## TASK TO COMPLETE
Give the number of lines below that contain "terms", with no other output.

## ENTRIES SUPPLIED
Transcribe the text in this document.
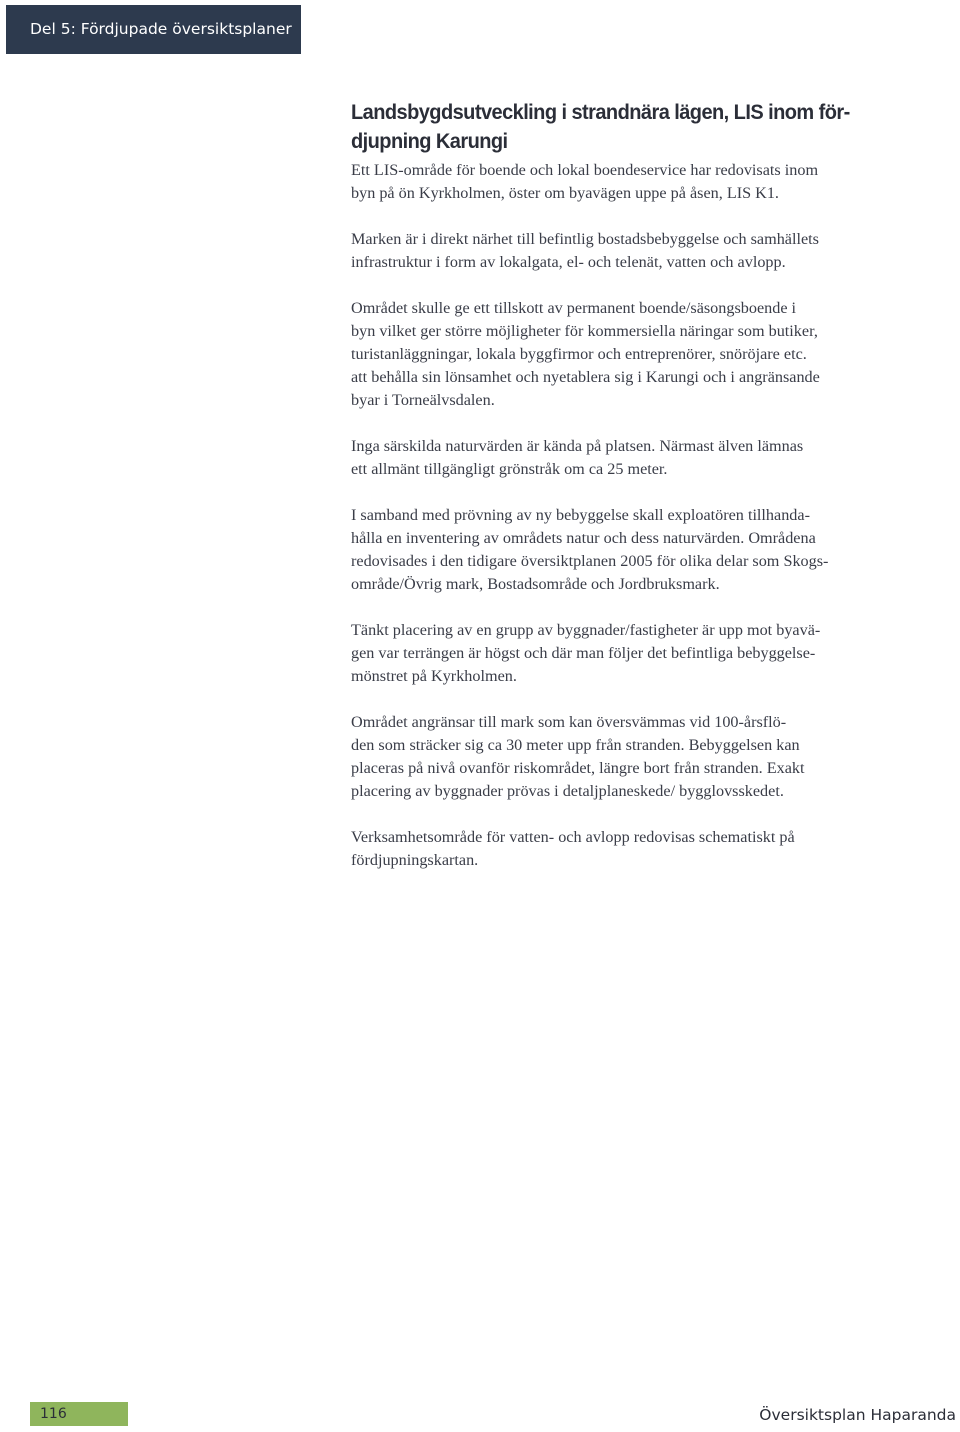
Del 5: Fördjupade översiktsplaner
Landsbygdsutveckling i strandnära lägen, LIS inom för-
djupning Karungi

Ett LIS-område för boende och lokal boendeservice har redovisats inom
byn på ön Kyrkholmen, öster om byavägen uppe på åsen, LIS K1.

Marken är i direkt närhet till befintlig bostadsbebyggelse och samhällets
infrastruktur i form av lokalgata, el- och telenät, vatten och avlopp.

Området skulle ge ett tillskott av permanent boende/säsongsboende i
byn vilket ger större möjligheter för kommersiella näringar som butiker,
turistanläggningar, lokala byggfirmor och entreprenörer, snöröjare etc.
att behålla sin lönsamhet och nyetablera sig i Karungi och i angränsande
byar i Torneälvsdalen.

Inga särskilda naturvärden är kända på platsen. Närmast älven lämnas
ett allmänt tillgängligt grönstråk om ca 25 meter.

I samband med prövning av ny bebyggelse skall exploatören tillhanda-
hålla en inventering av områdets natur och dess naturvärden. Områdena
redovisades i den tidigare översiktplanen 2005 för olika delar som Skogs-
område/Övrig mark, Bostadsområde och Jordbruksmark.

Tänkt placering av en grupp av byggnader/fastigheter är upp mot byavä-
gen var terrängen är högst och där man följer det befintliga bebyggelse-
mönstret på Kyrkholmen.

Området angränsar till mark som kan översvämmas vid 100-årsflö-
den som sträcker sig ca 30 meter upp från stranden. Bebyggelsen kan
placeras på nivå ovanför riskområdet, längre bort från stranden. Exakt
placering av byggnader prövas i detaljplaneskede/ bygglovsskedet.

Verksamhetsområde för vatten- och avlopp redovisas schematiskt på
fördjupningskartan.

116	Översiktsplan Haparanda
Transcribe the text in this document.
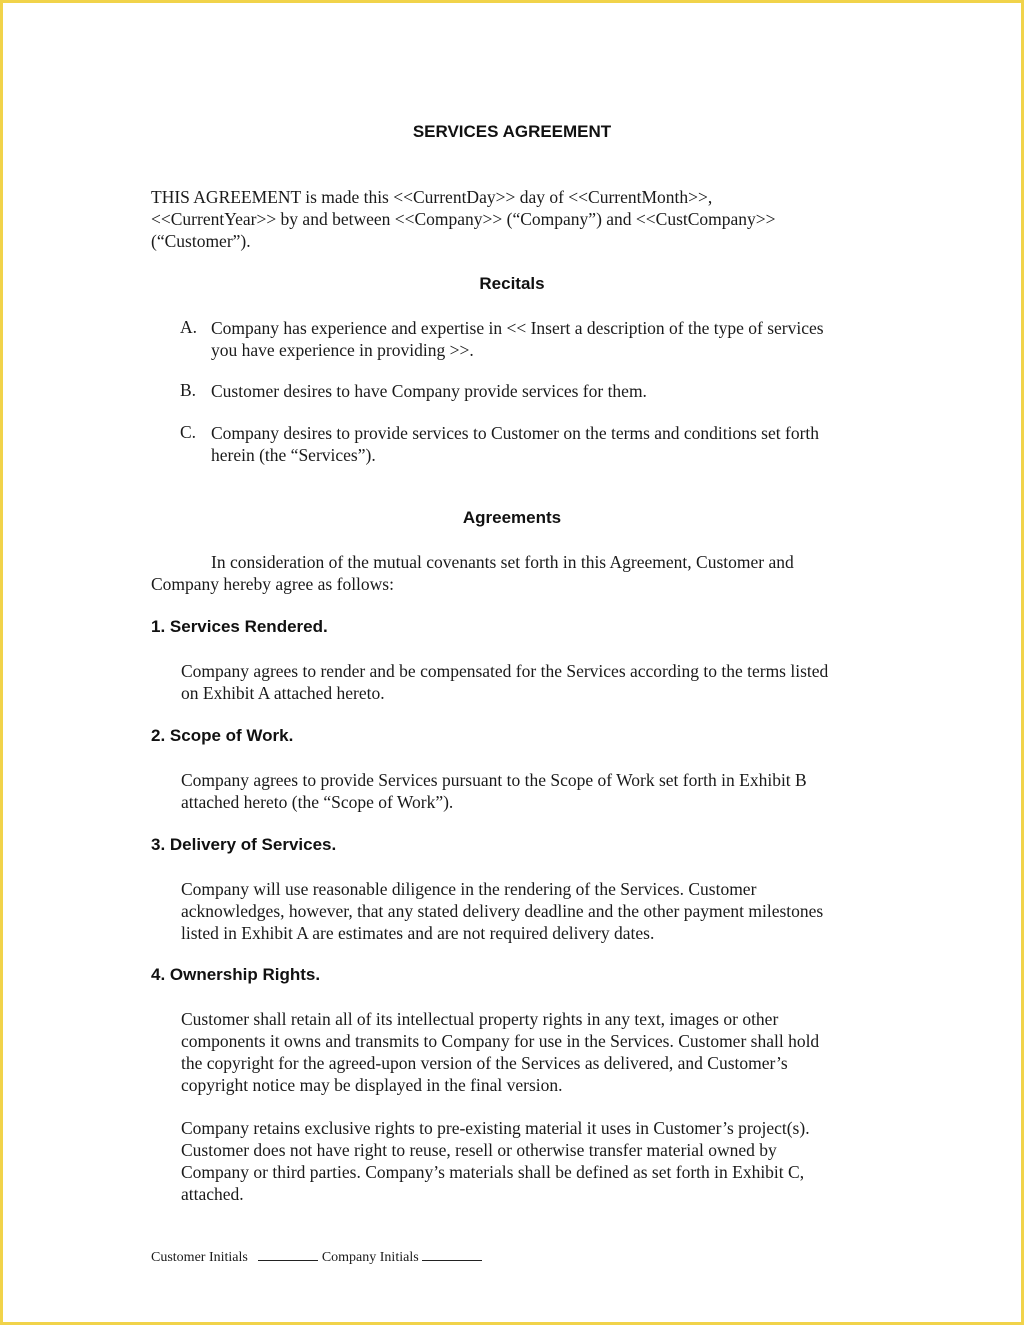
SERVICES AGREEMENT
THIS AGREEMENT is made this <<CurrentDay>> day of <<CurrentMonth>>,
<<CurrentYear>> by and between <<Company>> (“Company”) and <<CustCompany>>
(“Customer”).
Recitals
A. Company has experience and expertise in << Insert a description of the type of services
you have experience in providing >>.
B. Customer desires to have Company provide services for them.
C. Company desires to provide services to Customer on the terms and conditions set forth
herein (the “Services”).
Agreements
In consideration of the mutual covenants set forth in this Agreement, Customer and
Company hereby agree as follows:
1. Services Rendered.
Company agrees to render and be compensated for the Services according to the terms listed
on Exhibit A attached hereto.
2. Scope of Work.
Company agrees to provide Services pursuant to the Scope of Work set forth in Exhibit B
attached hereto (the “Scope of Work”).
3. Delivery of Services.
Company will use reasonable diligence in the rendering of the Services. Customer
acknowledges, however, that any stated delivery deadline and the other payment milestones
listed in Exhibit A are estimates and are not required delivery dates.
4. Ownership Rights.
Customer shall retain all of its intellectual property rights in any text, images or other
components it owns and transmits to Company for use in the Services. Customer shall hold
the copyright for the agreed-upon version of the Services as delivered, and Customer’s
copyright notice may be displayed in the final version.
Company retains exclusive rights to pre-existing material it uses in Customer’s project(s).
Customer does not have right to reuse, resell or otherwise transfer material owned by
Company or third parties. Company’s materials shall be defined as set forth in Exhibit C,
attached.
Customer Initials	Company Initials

## FINAL ANSWER
2